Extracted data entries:
>>>

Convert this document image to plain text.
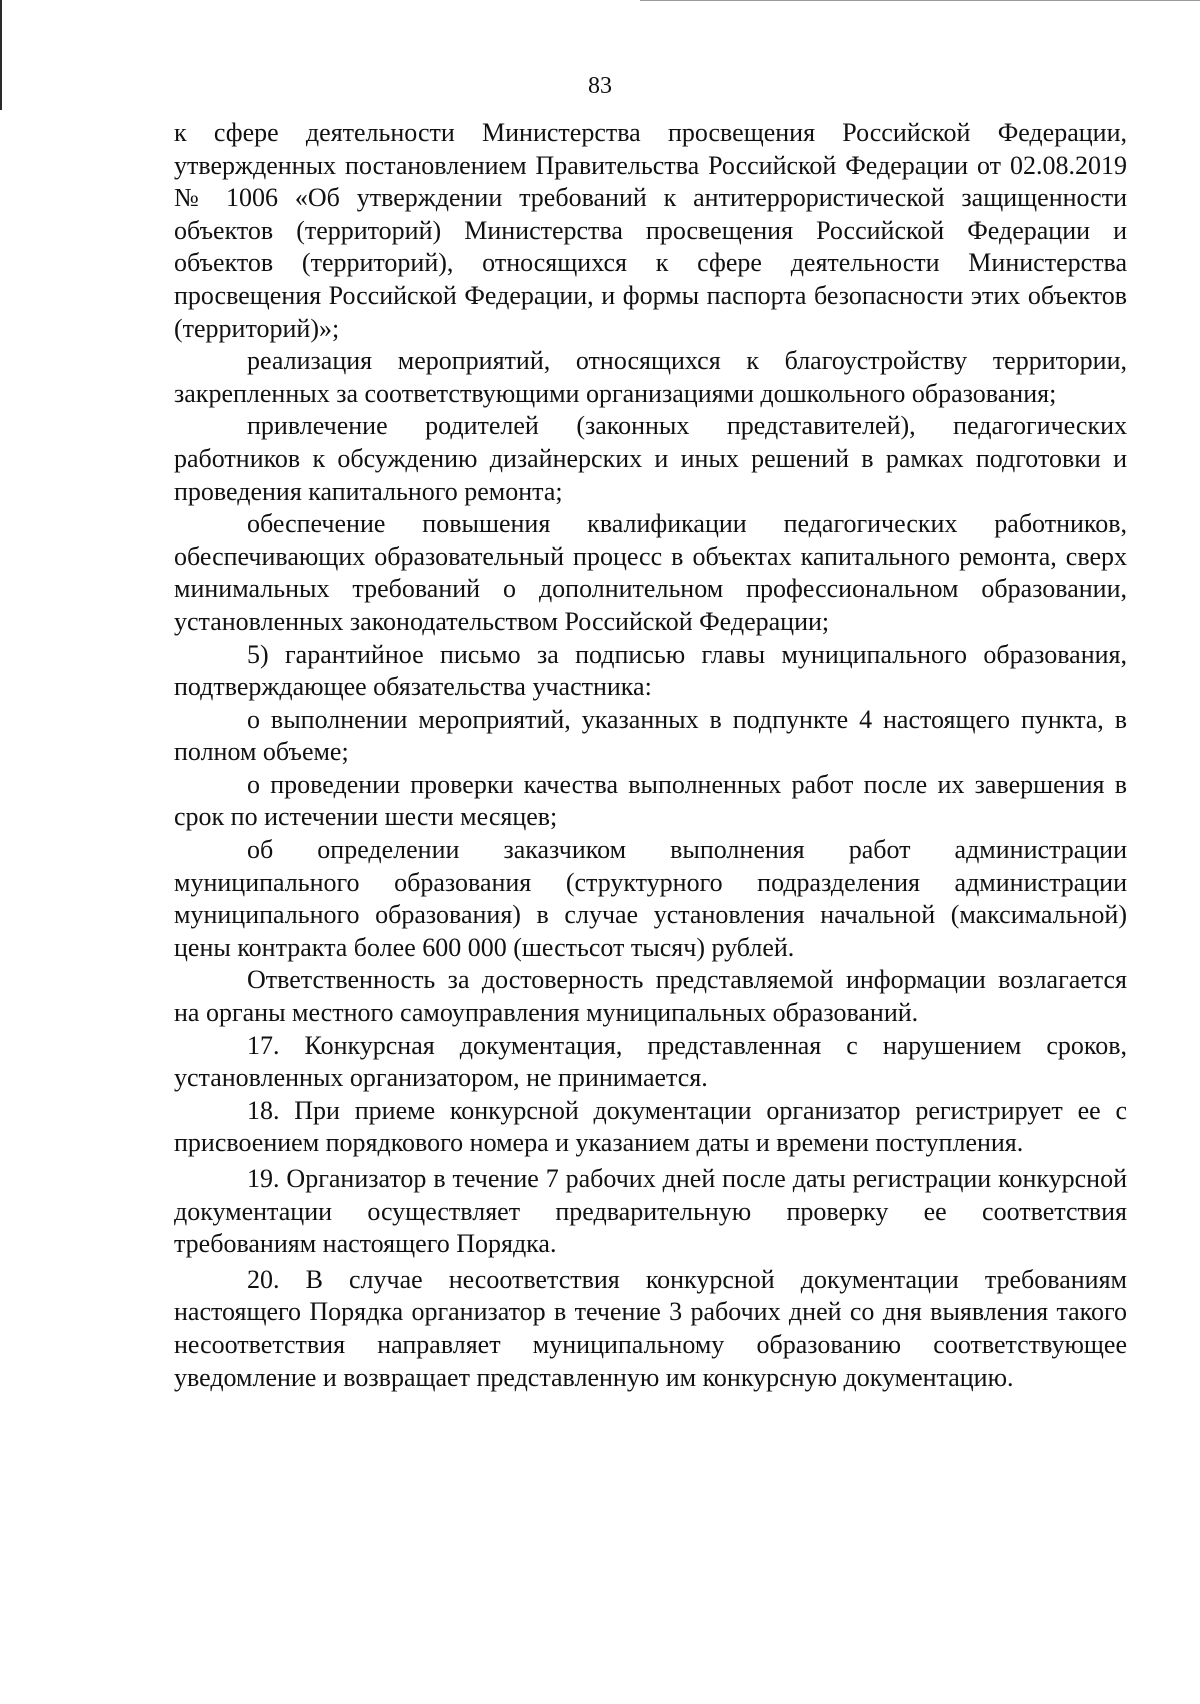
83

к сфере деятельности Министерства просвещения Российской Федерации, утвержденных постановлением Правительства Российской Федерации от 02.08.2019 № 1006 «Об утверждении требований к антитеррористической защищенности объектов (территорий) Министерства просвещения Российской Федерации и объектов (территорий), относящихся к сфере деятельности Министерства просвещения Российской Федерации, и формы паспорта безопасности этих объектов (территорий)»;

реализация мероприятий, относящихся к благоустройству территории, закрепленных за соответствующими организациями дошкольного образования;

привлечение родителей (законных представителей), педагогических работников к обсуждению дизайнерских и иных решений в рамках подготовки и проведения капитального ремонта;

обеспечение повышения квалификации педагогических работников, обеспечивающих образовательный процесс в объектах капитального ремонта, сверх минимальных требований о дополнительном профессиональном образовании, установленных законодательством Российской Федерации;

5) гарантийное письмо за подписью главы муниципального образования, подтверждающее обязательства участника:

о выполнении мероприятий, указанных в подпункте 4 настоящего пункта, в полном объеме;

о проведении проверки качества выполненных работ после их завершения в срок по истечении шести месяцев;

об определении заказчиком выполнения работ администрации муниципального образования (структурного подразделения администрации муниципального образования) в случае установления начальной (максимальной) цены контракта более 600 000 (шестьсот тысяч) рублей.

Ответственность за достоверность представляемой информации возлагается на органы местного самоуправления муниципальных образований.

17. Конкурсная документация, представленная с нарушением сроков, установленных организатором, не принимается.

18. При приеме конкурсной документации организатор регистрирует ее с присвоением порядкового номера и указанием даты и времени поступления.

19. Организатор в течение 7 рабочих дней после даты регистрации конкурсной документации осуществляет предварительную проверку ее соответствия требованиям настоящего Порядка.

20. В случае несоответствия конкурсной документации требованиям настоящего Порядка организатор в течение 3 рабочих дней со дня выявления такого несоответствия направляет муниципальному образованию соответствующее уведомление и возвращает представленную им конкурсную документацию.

<<<

# Written instruction
Lines of the material that contain the word "относящихся" are to be gathered.

# Response for this exercise
к сфере деятельности Министерства просвещения Российской Федерации, утвержденных постановлением Правительства Российской Федерации от 02.08.2019 № 1006 «Об утверждении требований к антитеррористической защищенности объектов (территорий) Министерства просвещения Российской Федерации и объектов (территорий), относящихся к сфере деятельности Министерства просвещения Российской Федерации, и формы паспорта безопасности этих объектов (территорий)»;
реализация мероприятий, относящихся к благоустройству территории, закрепленных за соответствующими организациями дошкольного образования;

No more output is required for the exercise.